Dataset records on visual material
****************
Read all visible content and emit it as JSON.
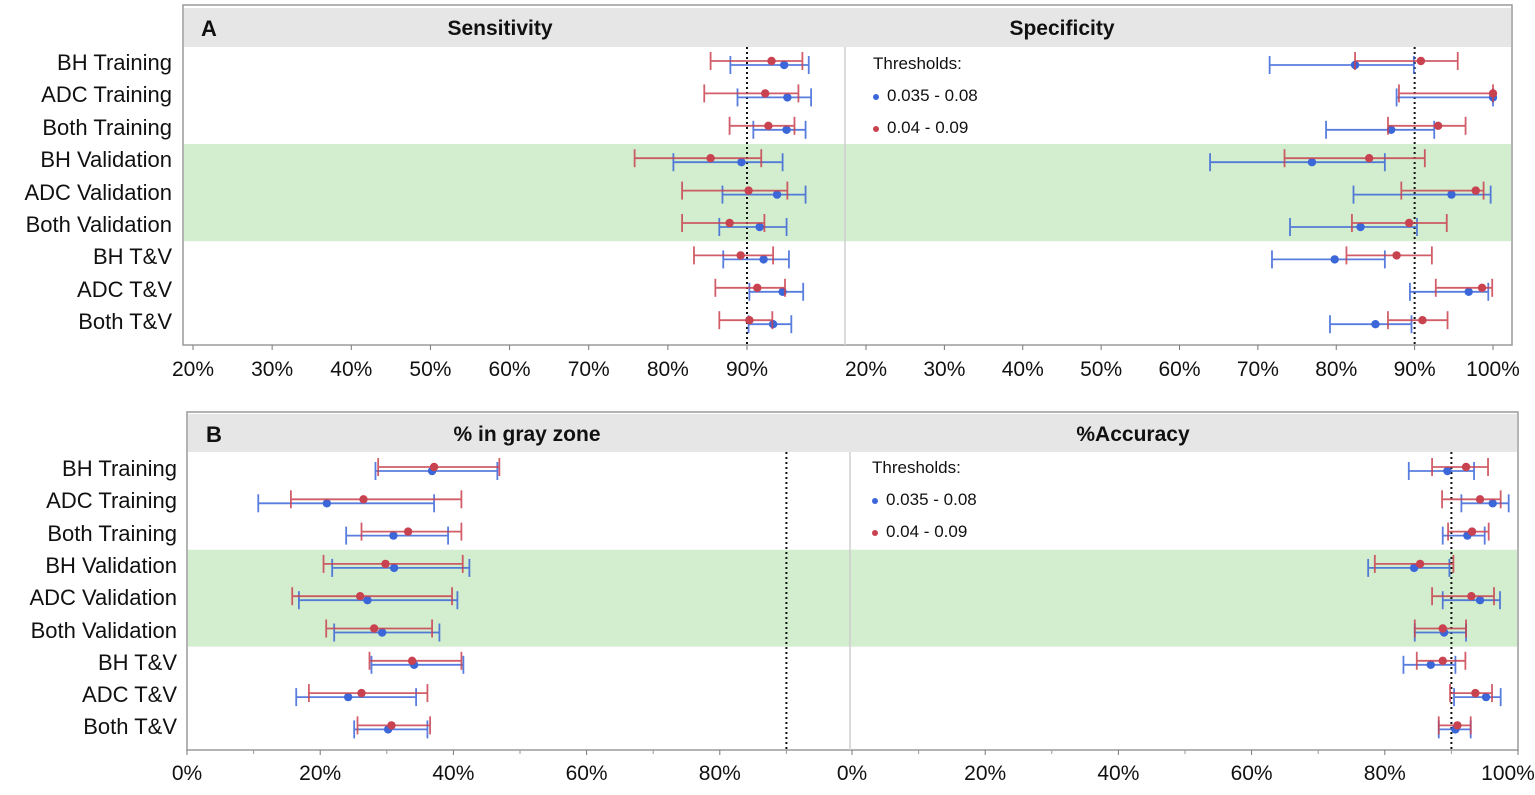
{
  "colors": {
    "series1": "#3b67d9",
    "series2": "#c9424f",
    "band": "#d3edcf",
    "header": "#e6e6e6",
    "reference": "#111111"
  },
  "chart_data": [
    {
      "panel": "A",
      "type": "forest",
      "row_labels": [
        "BH Training",
        "ADC Training",
        "Both Training",
        "BH Validation",
        "ADC Validation",
        "Both Validation",
        "BH T&V",
        "ADC T&V",
        "Both T&V"
      ],
      "highlighted_rows": [
        3,
        4,
        5
      ],
      "legend": {
        "title": "Thresholds:",
        "entries": [
          "0.035  - 0.08",
          "0.04 - 0.09"
        ],
        "placement": "inside-top-left of right plot"
      },
      "plots": [
        {
          "title": "Sensitivity",
          "xlim": [
            18.7,
            101.8
          ],
          "ticks": [
            20,
            30,
            40,
            50,
            60,
            70,
            80,
            90
          ],
          "tick_labels": [
            "20%",
            "30%",
            "40%",
            "50%",
            "60%",
            "70%",
            "80%",
            "90%"
          ],
          "reference_line": 90,
          "series": [
            {
              "name": "0.035  - 0.08",
              "values": [
                [
                  94.7,
                  87.9,
                  97.8
                ],
                [
                  95.1,
                  88.8,
                  98.1
                ],
                [
                  95.0,
                  90.8,
                  97.4
                ],
                [
                  89.3,
                  80.7,
                  94.5
                ],
                [
                  93.8,
                  86.9,
                  97.4
                ],
                [
                  91.6,
                  86.5,
                  95.0
                ],
                [
                  92.1,
                  87.0,
                  95.3
                ],
                [
                  94.5,
                  90.3,
                  97.1
                ],
                [
                  93.3,
                  90.2,
                  95.6
                ]
              ]
            },
            {
              "name": "0.04 - 0.09",
              "values": [
                [
                  93.1,
                  85.4,
                  97.0
                ],
                [
                  92.3,
                  84.6,
                  96.5
                ],
                [
                  92.7,
                  87.8,
                  96.0
                ],
                [
                  85.4,
                  75.8,
                  91.8
                ],
                [
                  90.2,
                  81.8,
                  95.1
                ],
                [
                  87.8,
                  81.8,
                  92.2
                ],
                [
                  89.2,
                  83.3,
                  93.3
                ],
                [
                  91.3,
                  86.0,
                  94.8
                ],
                [
                  90.3,
                  86.5,
                  93.2
                ]
              ]
            }
          ]
        },
        {
          "title": "Specificity",
          "xlim": [
            17.6,
            102.4
          ],
          "ticks": [
            20,
            30,
            40,
            50,
            60,
            70,
            80,
            90,
            100
          ],
          "tick_labels": [
            "20%",
            "30%",
            "40%",
            "50%",
            "60%",
            "70%",
            "80%",
            "90%",
            "100%"
          ],
          "reference_line": 90,
          "series": [
            {
              "name": "0.035  - 0.08",
              "values": [
                [
                  82.4,
                  71.5,
                  89.9
                ],
                [
                  100,
                  87.7,
                  100
                ],
                [
                  87.0,
                  78.7,
                  92.5
                ],
                [
                  76.9,
                  63.9,
                  86.2
                ],
                [
                  94.7,
                  82.2,
                  99.7
                ],
                [
                  83.1,
                  74.1,
                  90.3
                ],
                [
                  79.8,
                  71.8,
                  86.2
                ],
                [
                  96.9,
                  89.4,
                  99.4
                ],
                [
                  85.0,
                  79.2,
                  89.6
                ]
              ]
            },
            {
              "name": "0.04 - 0.09",
              "values": [
                [
                  90.8,
                  82.4,
                  95.5
                ],
                [
                  100,
                  88.0,
                  100
                ],
                [
                  93.0,
                  86.6,
                  96.5
                ],
                [
                  84.2,
                  73.4,
                  91.3
                ],
                [
                  97.8,
                  88.3,
                  98.8
                ],
                [
                  89.3,
                  82.0,
                  94.1
                ],
                [
                  87.7,
                  81.3,
                  92.2
                ],
                [
                  98.6,
                  92.7,
                  99.9
                ],
                [
                  91.0,
                  86.6,
                  94.2
                ]
              ]
            }
          ]
        }
      ]
    },
    {
      "panel": "B",
      "type": "forest",
      "row_labels": [
        "BH Training",
        "ADC Training",
        "Both Training",
        "BH Validation",
        "ADC Validation",
        "Both Validation",
        "BH T&V",
        "ADC T&V",
        "Both T&V"
      ],
      "highlighted_rows": [
        3,
        4,
        5
      ],
      "legend": {
        "title": "Thresholds:",
        "entries": [
          "0.035  - 0.08",
          "0.04 - 0.09"
        ],
        "placement": "inside-top-left of right plot"
      },
      "plots": [
        {
          "title": "% in gray zone",
          "xlim": [
            0,
            99.5
          ],
          "ticks": [
            0,
            20,
            40,
            60,
            80
          ],
          "tick_labels": [
            "0%",
            "20%",
            "40%",
            "60%",
            "80%"
          ],
          "minor_ticks": [
            10,
            30,
            50,
            70,
            90
          ],
          "reference_line": 90,
          "series": [
            {
              "name": "0.035  - 0.08",
              "values": [
                [
                  36.8,
                  28.3,
                  46.6
                ],
                [
                  21.0,
                  10.7,
                  37.1
                ],
                [
                  31.0,
                  23.9,
                  39.2
                ],
                [
                  31.1,
                  21.8,
                  42.4
                ],
                [
                  27.1,
                  16.8,
                  40.6
                ],
                [
                  29.3,
                  22.1,
                  37.9
                ],
                [
                  34.1,
                  27.7,
                  41.5
                ],
                [
                  24.2,
                  16.4,
                  34.4
                ],
                [
                  30.2,
                  25.1,
                  36.1
                ]
              ]
            },
            {
              "name": "0.04 - 0.09",
              "values": [
                [
                  37.1,
                  28.7,
                  46.9
                ],
                [
                  26.5,
                  15.6,
                  41.2
                ],
                [
                  33.2,
                  26.2,
                  41.2
                ],
                [
                  29.8,
                  20.5,
                  41.4
                ],
                [
                  26.0,
                  15.8,
                  39.8
                ],
                [
                  28.1,
                  20.9,
                  36.8
                ],
                [
                  33.8,
                  27.4,
                  41.2
                ],
                [
                  26.2,
                  18.3,
                  36.1
                ],
                [
                  30.7,
                  25.6,
                  36.5
                ]
              ]
            }
          ]
        },
        {
          "title": "%Accuracy",
          "xlim": [
            0,
            100
          ],
          "ticks": [
            0,
            20,
            40,
            60,
            80,
            100
          ],
          "tick_labels": [
            "0%",
            "20%",
            "40%",
            "60%",
            "80%",
            "100%"
          ],
          "minor_ticks": [
            10,
            30,
            50,
            70,
            90
          ],
          "reference_line": 90,
          "series": [
            {
              "name": "0.035  - 0.08",
              "values": [
                [
                  89.4,
                  83.6,
                  93.4
                ],
                [
                  96.2,
                  91.5,
                  98.6
                ],
                [
                  92.4,
                  88.7,
                  95.0
                ],
                [
                  84.4,
                  77.5,
                  89.7
                ],
                [
                  94.3,
                  88.7,
                  97.3
                ],
                [
                  88.9,
                  84.5,
                  92.2
                ],
                [
                  86.9,
                  82.8,
                  90.6
                ],
                [
                  95.2,
                  90.4,
                  97.4
                ],
                [
                  90.6,
                  88.1,
                  92.9
                ]
              ]
            },
            {
              "name": "0.04 - 0.09",
              "values": [
                [
                  92.2,
                  87.1,
                  95.5
                ],
                [
                  94.3,
                  88.6,
                  97.4
                ],
                [
                  93.1,
                  89.5,
                  95.6
                ],
                [
                  85.3,
                  78.5,
                  90.3
                ],
                [
                  93.0,
                  87.1,
                  96.4
                ],
                [
                  88.7,
                  84.5,
                  92.2
                ],
                [
                  88.7,
                  84.8,
                  92.1
                ],
                [
                  93.6,
                  89.8,
                  96.1
                ],
                [
                  90.9,
                  88.1,
                  92.9
                ]
              ]
            }
          ]
        }
      ]
    }
  ]
}
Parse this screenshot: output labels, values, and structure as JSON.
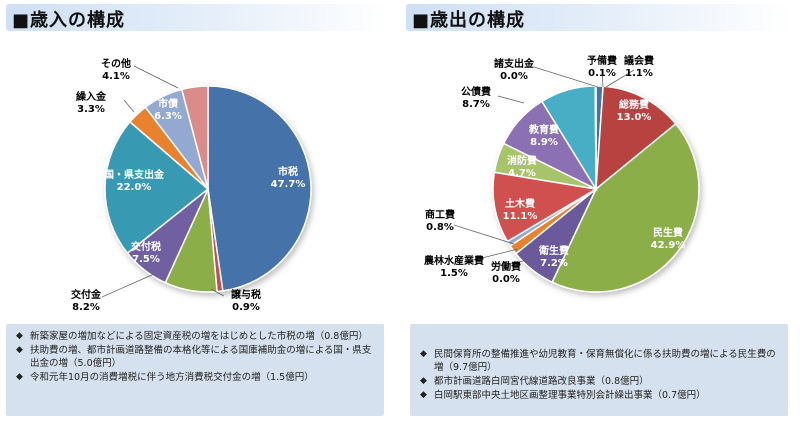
{
  "left": {
    "title": "■歳入の構成",
    "notes": [
      "新築家屋の増加などによる固定資産税の増をはじめとした市税の増（0.8億円）",
      "扶助費の増、都市計画道路整備の本格化等による国庫補助金の増による国・県支出金の増（5.0億円）",
      "令和元年10月の消費増税に伴う地方消費税交付金の増（1.5億円）"
    ]
  },
  "right": {
    "title": "■歳出の構成",
    "notes": [
      "民間保育所の整備推進や幼児教育・保育無償化に係る扶助費の増による民生費の増（9.7億円）",
      "都市計画道路白岡宮代線道路改良事業（0.8億円）",
      "白岡駅東部中央土地区画整理事業特別会計繰出事業（0.7億円）"
    ]
  },
  "bullet_icon": "diamond-bullet-icon",
  "chart_data": [
    {
      "type": "pie",
      "title": "歳入の構成",
      "start": "12 o'clock",
      "direction": "clockwise",
      "slices": [
        {
          "label": "市税",
          "value": 47.7,
          "display": "47.7%",
          "color": "#4472a8"
        },
        {
          "label": "譲与税",
          "value": 0.9,
          "display": "0.9%",
          "color": "#c0504d"
        },
        {
          "label": "交付金",
          "value": 8.2,
          "display": "8.2%",
          "color": "#8cae4a"
        },
        {
          "label": "交付税",
          "value": 7.5,
          "display": "7.5%",
          "color": "#7161a1"
        },
        {
          "label": "国・県支出金",
          "value": 22.0,
          "display": "22.0%",
          "color": "#3799b3"
        },
        {
          "label": "繰入金",
          "value": 3.3,
          "display": "3.3%",
          "color": "#e8822e"
        },
        {
          "label": "市債",
          "value": 6.3,
          "display": "6.3%",
          "color": "#93a9d2"
        },
        {
          "label": "その他",
          "value": 4.1,
          "display": "4.1%",
          "color": "#dc8b8b"
        }
      ]
    },
    {
      "type": "pie",
      "title": "歳出の構成",
      "start": "12 o'clock",
      "direction": "clockwise",
      "slices": [
        {
          "label": "議会費",
          "value": 1.1,
          "display": "1.1%",
          "color": "#4472a8"
        },
        {
          "label": "総務費",
          "value": 13.0,
          "display": "13.0%",
          "color": "#b84340"
        },
        {
          "label": "民生費",
          "value": 42.9,
          "display": "42.9%",
          "color": "#8cae4a"
        },
        {
          "label": "衛生費",
          "value": 7.2,
          "display": "7.2%",
          "color": "#6b5a9c"
        },
        {
          "label": "労働費",
          "value": 0.0,
          "display": "0.0%",
          "color": "#3799b3"
        },
        {
          "label": "農林水産業費",
          "value": 1.5,
          "display": "1.5%",
          "color": "#e8822e"
        },
        {
          "label": "商工費",
          "value": 0.8,
          "display": "0.8%",
          "color": "#93a9d2"
        },
        {
          "label": "土木費",
          "value": 11.1,
          "display": "11.1%",
          "color": "#d04f4f"
        },
        {
          "label": "消防費",
          "value": 4.7,
          "display": "4.7%",
          "color": "#a8c46a"
        },
        {
          "label": "教育費",
          "value": 8.9,
          "display": "8.9%",
          "color": "#8b6fb3"
        },
        {
          "label": "公債費",
          "value": 8.7,
          "display": "8.7%",
          "color": "#46aec6"
        },
        {
          "label": "諸支出金",
          "value": 0.0,
          "display": "0.0%",
          "color": "#f2a35e"
        },
        {
          "label": "予備費",
          "value": 0.1,
          "display": "0.1%",
          "color": "#b7c6e0"
        }
      ]
    }
  ]
}
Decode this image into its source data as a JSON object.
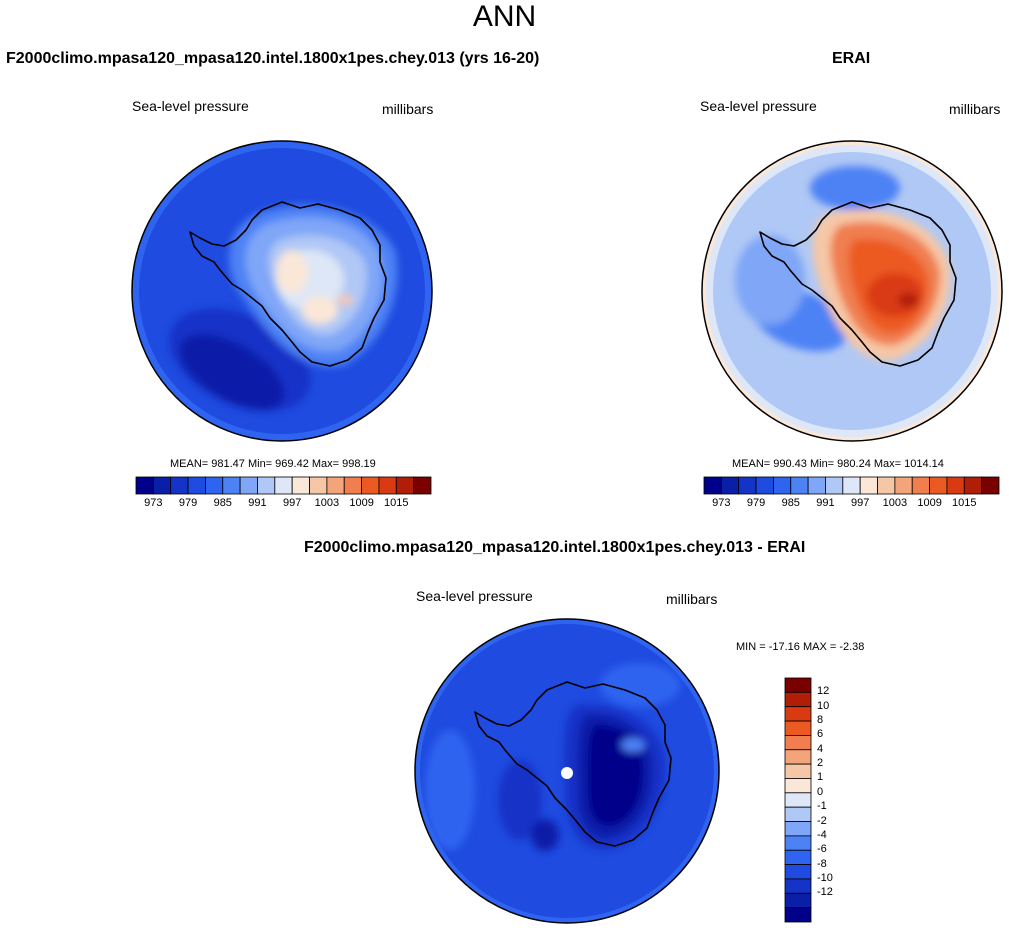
{
  "page_title": "ANN",
  "panels": [
    {
      "title": "F2000climo.mpasa120_mpasa120.intel.1800x1pes.chey.013 (yrs 16-20)",
      "variable": "Sea-level pressure",
      "units": "millibars",
      "stats": "MEAN= 981.47  Min= 969.42  Max= 998.19"
    },
    {
      "title": "ERAI",
      "variable": "Sea-level pressure",
      "units": "millibars",
      "stats": "MEAN= 990.43  Min= 980.24  Max= 1014.14"
    },
    {
      "title": "F2000climo.mpasa120_mpasa120.intel.1800x1pes.chey.013 - ERAI",
      "variable": "Sea-level pressure",
      "units": "millibars",
      "stats": "MIN = -17.16 MAX =  -2.38"
    }
  ],
  "abs_colorbar": {
    "colors": [
      "#00008b",
      "#0a1fa8",
      "#1533c7",
      "#1f4be0",
      "#2f64f0",
      "#4d82f5",
      "#7fa6f7",
      "#b0c8f5",
      "#dde7f7",
      "#fbe7d7",
      "#f6c7a6",
      "#f3a47a",
      "#f07e4f",
      "#ec5a24",
      "#d93a12",
      "#b01e08",
      "#7a0000"
    ],
    "tick_labels": [
      "973",
      "979",
      "985",
      "991",
      "997",
      "1003",
      "1009",
      "1015"
    ]
  },
  "diff_colorbar": {
    "colors": [
      "#7a0000",
      "#b01e08",
      "#d93a12",
      "#ec5a24",
      "#f07e4f",
      "#f3a47a",
      "#f6c7a6",
      "#fbe7d7",
      "#dde7f7",
      "#b0c8f5",
      "#7fa6f7",
      "#4d82f5",
      "#2f64f0",
      "#1f4be0",
      "#1533c7",
      "#0a1fa8",
      "#00008b"
    ],
    "tick_labels": [
      "12",
      "10",
      "8",
      "6",
      "4",
      "2",
      "1",
      "0",
      "-1",
      "-2",
      "-4",
      "-6",
      "-8",
      "-10",
      "-12"
    ]
  },
  "chart_data": [
    {
      "type": "heatmap",
      "title": "F2000climo.mpasa120_mpasa120.intel.1800x1pes.chey.013 (yrs 16-20)",
      "variable": "Sea-level pressure",
      "units": "millibars",
      "projection": "south polar stereographic",
      "mean": 981.47,
      "min": 969.42,
      "max": 998.19,
      "contour_levels": [
        973,
        976,
        979,
        982,
        985,
        988,
        991,
        994,
        997,
        1000,
        1003,
        1006,
        1009,
        1012,
        1015
      ]
    },
    {
      "type": "heatmap",
      "title": "ERAI",
      "variable": "Sea-level pressure",
      "units": "millibars",
      "projection": "south polar stereographic",
      "mean": 990.43,
      "min": 980.24,
      "max": 1014.14,
      "contour_levels": [
        973,
        976,
        979,
        982,
        985,
        988,
        991,
        994,
        997,
        1000,
        1003,
        1006,
        1009,
        1012,
        1015
      ]
    },
    {
      "type": "heatmap",
      "title": "F2000climo.mpasa120_mpasa120.intel.1800x1pes.chey.013 - ERAI",
      "variable": "Sea-level pressure",
      "units": "millibars",
      "projection": "south polar stereographic",
      "min": -17.16,
      "max": -2.38,
      "contour_levels": [
        -12,
        -10,
        -8,
        -6,
        -4,
        -2,
        -1,
        0,
        1,
        2,
        4,
        6,
        8,
        10,
        12
      ]
    }
  ]
}
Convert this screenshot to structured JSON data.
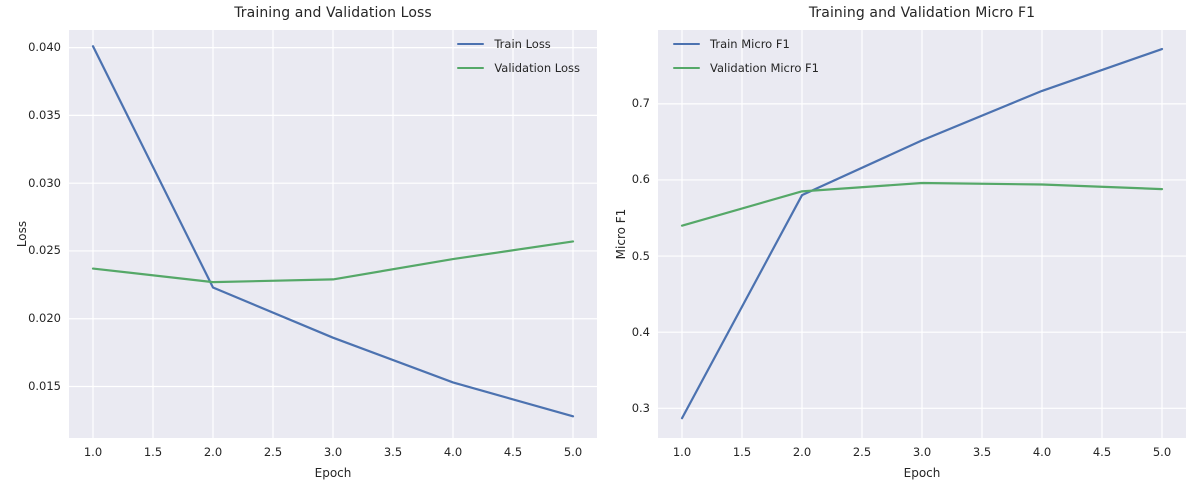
{
  "figure": {
    "background": "#ffffff",
    "axes_background": "#eaeaf2",
    "grid_color": "#ffffff",
    "text_color": "#262626",
    "palette": {
      "blue": "#4C72B0",
      "green": "#55A868"
    }
  },
  "chart_data": [
    {
      "type": "line",
      "title": "Training and Validation Loss",
      "xlabel": "Epoch",
      "ylabel": "Loss",
      "x": [
        1.0,
        2.0,
        3.0,
        4.0,
        5.0
      ],
      "series": [
        {
          "name": "Train Loss",
          "color": "#4C72B0",
          "values": [
            0.0401,
            0.0223,
            0.0186,
            0.0153,
            0.0128
          ]
        },
        {
          "name": "Validation Loss",
          "color": "#55A868",
          "values": [
            0.0237,
            0.0227,
            0.0229,
            0.0244,
            0.0257
          ]
        }
      ],
      "xlim": [
        0.8,
        5.2
      ],
      "ylim": [
        0.0112,
        0.0413
      ],
      "xticks": [
        1.0,
        1.5,
        2.0,
        2.5,
        3.0,
        3.5,
        4.0,
        4.5,
        5.0
      ],
      "xtick_labels": [
        "1.0",
        "1.5",
        "2.0",
        "2.5",
        "3.0",
        "3.5",
        "4.0",
        "4.5",
        "5.0"
      ],
      "yticks": [
        0.015,
        0.02,
        0.025,
        0.03,
        0.035,
        0.04
      ],
      "ytick_labels": [
        "0.015",
        "0.020",
        "0.025",
        "0.030",
        "0.035",
        "0.040"
      ],
      "grid": true,
      "legend_position": "upper-right"
    },
    {
      "type": "line",
      "title": "Training and Validation Micro F1",
      "xlabel": "Epoch",
      "ylabel": "Micro F1",
      "x": [
        1.0,
        2.0,
        3.0,
        4.0,
        5.0
      ],
      "series": [
        {
          "name": "Train Micro F1",
          "color": "#4C72B0",
          "values": [
            0.287,
            0.58,
            0.652,
            0.717,
            0.772
          ]
        },
        {
          "name": "Validation Micro F1",
          "color": "#55A868",
          "values": [
            0.54,
            0.585,
            0.596,
            0.594,
            0.588
          ]
        }
      ],
      "xlim": [
        0.8,
        5.2
      ],
      "ylim": [
        0.261,
        0.797
      ],
      "xticks": [
        1.0,
        1.5,
        2.0,
        2.5,
        3.0,
        3.5,
        4.0,
        4.5,
        5.0
      ],
      "xtick_labels": [
        "1.0",
        "1.5",
        "2.0",
        "2.5",
        "3.0",
        "3.5",
        "4.0",
        "4.5",
        "5.0"
      ],
      "yticks": [
        0.3,
        0.4,
        0.5,
        0.6,
        0.7
      ],
      "ytick_labels": [
        "0.3",
        "0.4",
        "0.5",
        "0.6",
        "0.7"
      ],
      "grid": true,
      "legend_position": "upper-left"
    }
  ]
}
****************
Pull every line containing "stats" out of the records.

      "stats": "MEAN= 981.47  Min= 969.42  Max= 998.19"
      "stats": "MEAN= 990.43  Min= 980.24  Max= 1014.14"
      "stats": "MIN = -17.16 MAX =  -2.38"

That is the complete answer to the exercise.